RECORD SET →
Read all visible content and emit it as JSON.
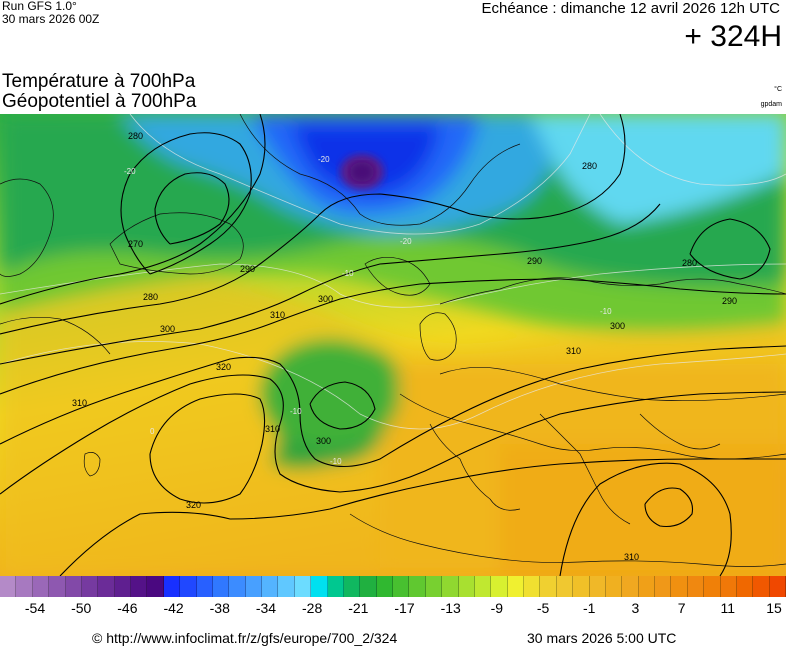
{
  "header": {
    "run_title": "Run GFS 1.0°",
    "run_date": "30 mars 2026 00Z",
    "echeance": "Echéance : dimanche 12 avril 2026 12h UTC",
    "leadtime": "+ 324H",
    "title_line1": "Température à 700hPa",
    "title_line2": "Géopotentiel à 700hPa",
    "unit_temp": "°C",
    "unit_geo": "gpdam"
  },
  "map": {
    "contour_labels": [
      "280",
      "270",
      "280",
      "290",
      "300",
      "310",
      "320",
      "310",
      "300",
      "310",
      "320",
      "290",
      "280",
      "290",
      "300",
      "310",
      "300",
      "310",
      "280"
    ],
    "isotherm_labels": [
      "-20",
      "-20",
      "-20",
      "-10",
      "-10",
      "-10",
      "-10",
      "0"
    ]
  },
  "colorbar": {
    "colors": [
      "#b48ac8",
      "#a779c0",
      "#9a68b8",
      "#8e58b0",
      "#8249a8",
      "#763aa0",
      "#6b2c98",
      "#5f1f90",
      "#541288",
      "#4a0880",
      "#1830ff",
      "#2048ff",
      "#2860ff",
      "#3078ff",
      "#3c8cff",
      "#48a0ff",
      "#54b4ff",
      "#60c8ff",
      "#6cdcff",
      "#00e0f0",
      "#00c890",
      "#10b860",
      "#20b040",
      "#30b830",
      "#48c030",
      "#60c830",
      "#78d030",
      "#90d830",
      "#a8e030",
      "#c0e830",
      "#d8f030",
      "#f0f030",
      "#f0e030",
      "#f0d030",
      "#f0c830",
      "#f0c028",
      "#f0b828",
      "#f0b020",
      "#f0a820",
      "#f0a018",
      "#f09818",
      "#f09010",
      "#f08810",
      "#f08008",
      "#f07808",
      "#f06800",
      "#f05800",
      "#f04800"
    ],
    "tick_labels": [
      "-54",
      "-50",
      "-46",
      "-42",
      "-38",
      "-34",
      "-28",
      "-21",
      "-17",
      "-13",
      "-9",
      "-5",
      "-1",
      "3",
      "7",
      "11",
      "15"
    ]
  },
  "footer": {
    "url": "© http://www.infoclimat.fr/z/gfs/europe/700_2/324",
    "timestamp": "30 mars 2026  5:00 UTC"
  }
}
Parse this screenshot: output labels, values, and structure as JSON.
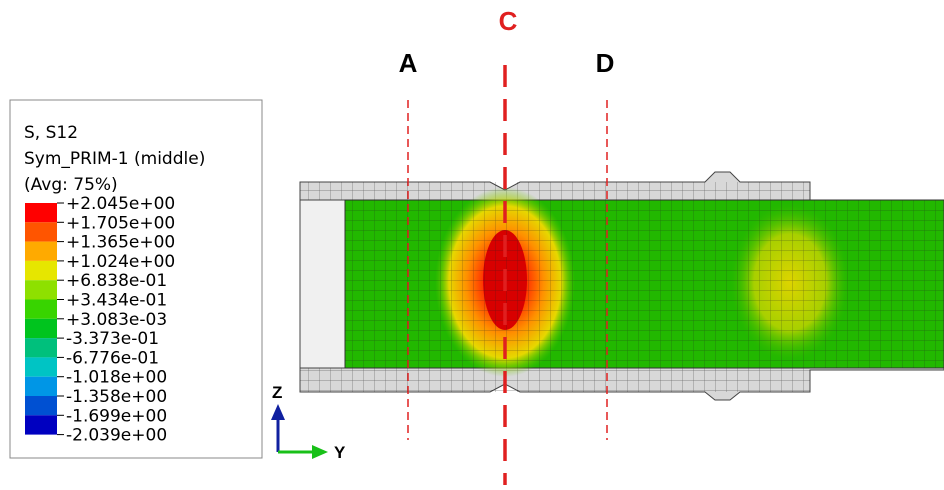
{
  "section_labels": {
    "a": "A",
    "c": "C",
    "d": "D"
  },
  "legend": {
    "title": [
      "S, S12",
      "Sym_PRIM-1 (middle)",
      "(Avg: 75%)"
    ],
    "levels": [
      "+2.045e+00",
      "+1.705e+00",
      "+1.365e+00",
      "+1.024e+00",
      "+6.838e-01",
      "+3.434e-01",
      "+3.083e-03",
      "-3.373e-01",
      "-6.776e-01",
      "-1.018e+00",
      "-1.358e+00",
      "-1.699e+00",
      "-2.039e+00"
    ],
    "colors": [
      "#ff0000",
      "#ff5500",
      "#ffaa00",
      "#e6e600",
      "#8ee000",
      "#38d400",
      "#00c41e",
      "#00c07c",
      "#00c4c4",
      "#0096e6",
      "#0050d2",
      "#0000c0"
    ]
  },
  "triad": {
    "z": "Z",
    "y": "Y"
  }
}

WHAT YOU WILL DO →
Your copy should match the records word for word, with the pictures removed.

EXPECTED ANSWER →
Read all visible content and emit it as JSON.
{
  "header": {
    "run_title": "Run GFS 1.0°",
    "run_date": "30 mars 2026 00Z",
    "echeance": "Echéance : dimanche 12 avril 2026 12h UTC",
    "leadtime": "+ 324H",
    "title_line1": "Température à 700hPa",
    "title_line2": "Géopotentiel à 700hPa",
    "unit_temp": "°C",
    "unit_geo": "gpdam"
  },
  "map": {
    "contour_labels": [
      "280",
      "270",
      "280",
      "290",
      "300",
      "310",
      "320",
      "310",
      "300",
      "310",
      "320",
      "290",
      "280",
      "290",
      "300",
      "310",
      "300",
      "310",
      "280"
    ],
    "isotherm_labels": [
      "-20",
      "-20",
      "-20",
      "-10",
      "-10",
      "-10",
      "-10",
      "0"
    ]
  },
  "colorbar": {
    "colors": [
      "#b48ac8",
      "#a779c0",
      "#9a68b8",
      "#8e58b0",
      "#8249a8",
      "#763aa0",
      "#6b2c98",
      "#5f1f90",
      "#541288",
      "#4a0880",
      "#1830ff",
      "#2048ff",
      "#2860ff",
      "#3078ff",
      "#3c8cff",
      "#48a0ff",
      "#54b4ff",
      "#60c8ff",
      "#6cdcff",
      "#00e0f0",
      "#00c890",
      "#10b860",
      "#20b040",
      "#30b830",
      "#48c030",
      "#60c830",
      "#78d030",
      "#90d830",
      "#a8e030",
      "#c0e830",
      "#d8f030",
      "#f0f030",
      "#f0e030",
      "#f0d030",
      "#f0c830",
      "#f0c028",
      "#f0b828",
      "#f0b020",
      "#f0a820",
      "#f0a018",
      "#f09818",
      "#f09010",
      "#f08810",
      "#f08008",
      "#f07808",
      "#f06800",
      "#f05800",
      "#f04800"
    ],
    "tick_labels": [
      "-54",
      "-50",
      "-46",
      "-42",
      "-38",
      "-34",
      "-28",
      "-21",
      "-17",
      "-13",
      "-9",
      "-5",
      "-1",
      "3",
      "7",
      "11",
      "15"
    ]
  },
  "footer": {
    "url": "© http://www.infoclimat.fr/z/gfs/europe/700_2/324",
    "timestamp": "30 mars 2026  5:00 UTC"
  }
}
Parse this screenshot: output labels, values, and structure as JSON.
{
  "section_labels": {
    "a": "A",
    "c": "C",
    "d": "D"
  },
  "legend": {
    "title": [
      "S, S12",
      "Sym_PRIM-1 (middle)",
      "(Avg: 75%)"
    ],
    "levels": [
      "+2.045e+00",
      "+1.705e+00",
      "+1.365e+00",
      "+1.024e+00",
      "+6.838e-01",
      "+3.434e-01",
      "+3.083e-03",
      "-3.373e-01",
      "-6.776e-01",
      "-1.018e+00",
      "-1.358e+00",
      "-1.699e+00",
      "-2.039e+00"
    ],
    "colors": [
      "#ff0000",
      "#ff5500",
      "#ffaa00",
      "#e6e600",
      "#8ee000",
      "#38d400",
      "#00c41e",
      "#00c07c",
      "#00c4c4",
      "#0096e6",
      "#0050d2",
      "#0000c0"
    ]
  },
  "triad": {
    "z": "Z",
    "y": "Y"
  }
}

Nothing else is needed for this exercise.